##### Excerpted data #####
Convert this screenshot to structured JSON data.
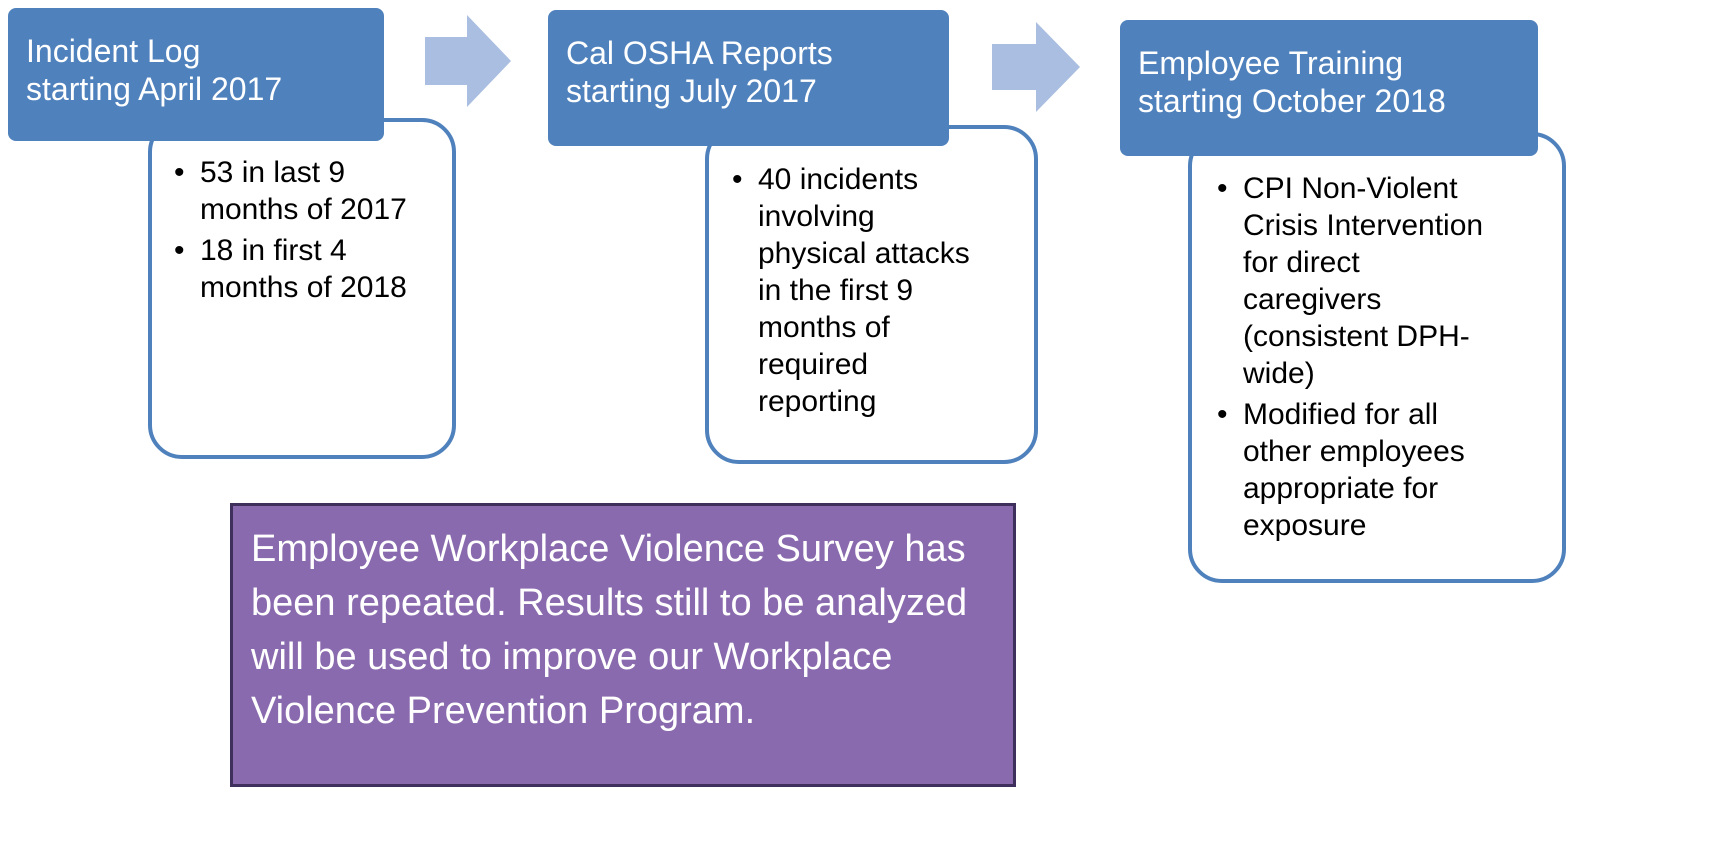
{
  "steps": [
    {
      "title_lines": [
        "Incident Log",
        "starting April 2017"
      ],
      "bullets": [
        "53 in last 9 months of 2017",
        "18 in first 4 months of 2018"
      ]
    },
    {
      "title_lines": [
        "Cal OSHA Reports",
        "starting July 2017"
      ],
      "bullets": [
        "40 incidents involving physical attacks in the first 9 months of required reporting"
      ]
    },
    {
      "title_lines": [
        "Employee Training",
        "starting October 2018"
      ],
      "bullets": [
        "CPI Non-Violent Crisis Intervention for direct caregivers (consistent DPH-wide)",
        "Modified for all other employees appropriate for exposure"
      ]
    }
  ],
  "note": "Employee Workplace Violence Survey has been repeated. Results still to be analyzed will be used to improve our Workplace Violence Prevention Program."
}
#####
* [To do] Tally the lines of the data that contain the string "months" and report the total alone.

* [Output for this exercise] 3